Passage:
## START
TVM_FFI=ctypes python3 -m pytest -v tests/python/contrib/test_tensorrt.py

And all tests passed. That said I did git submodule update --init --recurse yesterday so maybe not all submodules have been updated in your setup?

Hope that helps.

MadFunMaker · April 9, 2021, 9:07pm

Thank you for your reply! I made sure that I have updated submodules. Could you tell me which Docker image did you try with? Was it Dockerfile.ci_gpu? And could you share your submodule versions from “git submodule” command?
## END
Raw records:
## START
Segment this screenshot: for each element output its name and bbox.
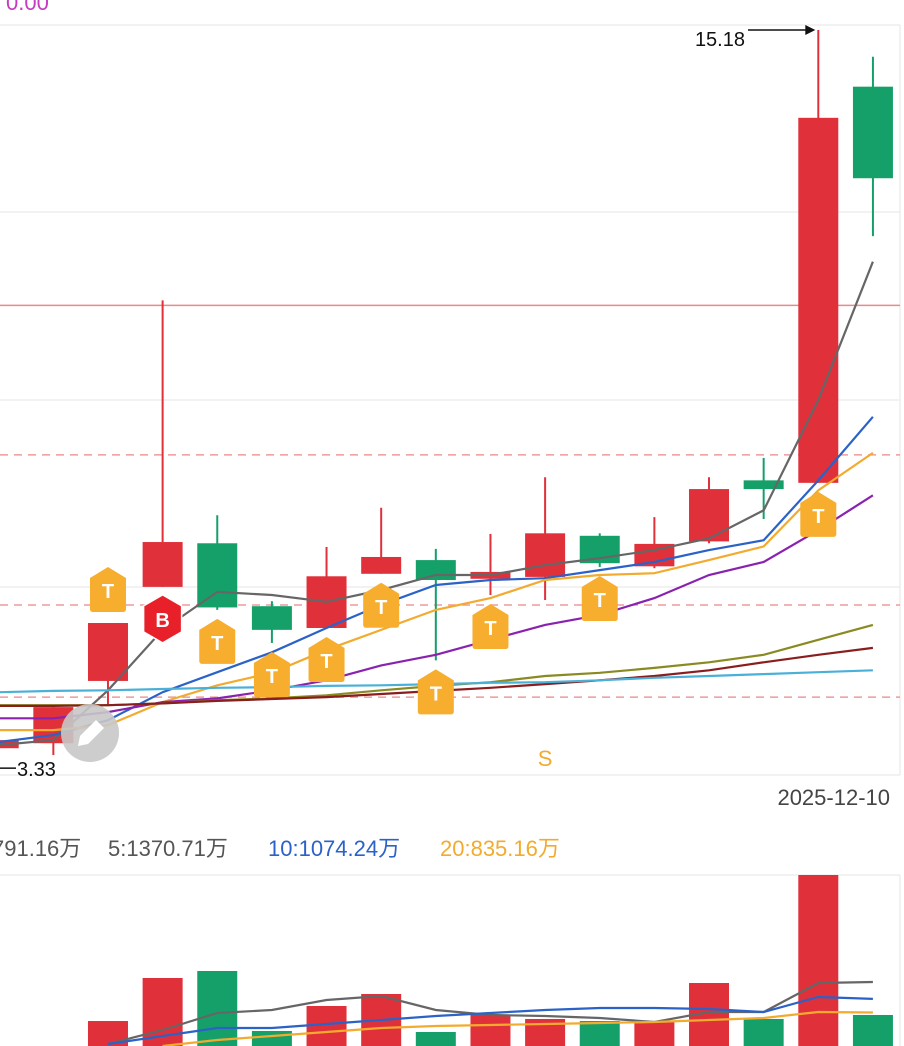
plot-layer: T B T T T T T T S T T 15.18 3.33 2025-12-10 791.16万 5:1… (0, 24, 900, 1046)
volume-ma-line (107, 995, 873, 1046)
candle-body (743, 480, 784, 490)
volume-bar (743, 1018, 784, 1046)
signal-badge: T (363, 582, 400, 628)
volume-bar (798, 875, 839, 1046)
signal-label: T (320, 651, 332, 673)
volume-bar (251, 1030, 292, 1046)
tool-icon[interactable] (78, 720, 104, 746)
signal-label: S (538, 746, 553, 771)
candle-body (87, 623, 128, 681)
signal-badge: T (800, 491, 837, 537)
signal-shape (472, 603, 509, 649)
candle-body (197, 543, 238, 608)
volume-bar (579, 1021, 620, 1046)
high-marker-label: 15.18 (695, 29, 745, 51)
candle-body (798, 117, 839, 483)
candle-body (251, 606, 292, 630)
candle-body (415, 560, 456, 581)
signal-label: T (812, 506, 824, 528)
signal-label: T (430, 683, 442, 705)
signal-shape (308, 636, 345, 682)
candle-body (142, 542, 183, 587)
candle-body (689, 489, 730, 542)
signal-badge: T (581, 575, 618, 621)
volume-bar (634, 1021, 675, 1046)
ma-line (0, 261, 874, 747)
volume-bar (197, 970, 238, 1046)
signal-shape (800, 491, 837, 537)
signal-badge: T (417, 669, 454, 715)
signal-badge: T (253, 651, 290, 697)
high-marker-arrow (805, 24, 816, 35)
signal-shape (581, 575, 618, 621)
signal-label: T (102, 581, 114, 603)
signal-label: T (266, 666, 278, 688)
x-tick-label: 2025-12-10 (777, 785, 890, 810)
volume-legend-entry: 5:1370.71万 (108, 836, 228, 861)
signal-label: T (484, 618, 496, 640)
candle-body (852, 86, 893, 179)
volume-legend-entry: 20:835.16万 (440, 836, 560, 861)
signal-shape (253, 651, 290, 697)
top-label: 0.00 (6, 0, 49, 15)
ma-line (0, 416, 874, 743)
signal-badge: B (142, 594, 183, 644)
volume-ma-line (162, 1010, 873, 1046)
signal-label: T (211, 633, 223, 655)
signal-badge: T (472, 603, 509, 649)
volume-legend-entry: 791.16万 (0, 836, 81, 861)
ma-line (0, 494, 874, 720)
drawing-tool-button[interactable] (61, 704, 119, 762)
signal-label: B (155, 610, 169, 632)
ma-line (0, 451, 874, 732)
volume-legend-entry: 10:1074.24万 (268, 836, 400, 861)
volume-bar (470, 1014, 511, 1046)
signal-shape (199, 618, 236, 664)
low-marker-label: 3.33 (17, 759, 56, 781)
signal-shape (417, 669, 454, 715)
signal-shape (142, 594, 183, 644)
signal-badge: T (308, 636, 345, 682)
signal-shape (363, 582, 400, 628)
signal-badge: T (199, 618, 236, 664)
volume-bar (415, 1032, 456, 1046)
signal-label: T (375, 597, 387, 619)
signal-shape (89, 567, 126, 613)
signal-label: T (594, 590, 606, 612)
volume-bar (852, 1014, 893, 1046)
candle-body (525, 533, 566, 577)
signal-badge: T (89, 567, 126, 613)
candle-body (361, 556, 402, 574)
## END
Work instructions:
1) In the forum thread about the TensorRT tests, what command was run the day before to update the submodules?
2) Quote the stretch of the TensorRT forum thread from "TVM_FFI=ctypes python3 -m" through "Hope that helps.".
3) Extend the forum thread about the TensorRT tests, picking up after its final sentence.
You will not need the records for this work.

Answer list:
1) git submodule update --init --recurse

2)
TVM_FFI=ctypes python3 -m pytest -v tests/python/contrib/test_tensorrt.py

And all tests passed. That said I did git submodule update --init --recurse yesterday so maybe not all submodules have been updated in your setup?

Hope that helps.

3)
alopez_13 · April 9, 2021, 9:53pm

I am not running docker. I just cloned the project, updated the submodules, changed to the project directory and issued the command. So basically:

git clone --recursive https://github.com/apache/tvm tvm
cd tvm
TVM_FFI=ctypes python3 -m pytest -v tests/python/contrib/test_tensorrt.py

Now, if you already have your copy of the repo then pull the latest submodules: git submodule update --init --recurse

I do use docker for TVM related projects, but not for testing TVM itself. If you are concerned about messing your system by installing global pip libraries you can use virtual environments. That is what I do when I run outside of docker and work on TVM.

Re-reading your problem, maybe the issue is with the docker container you are using?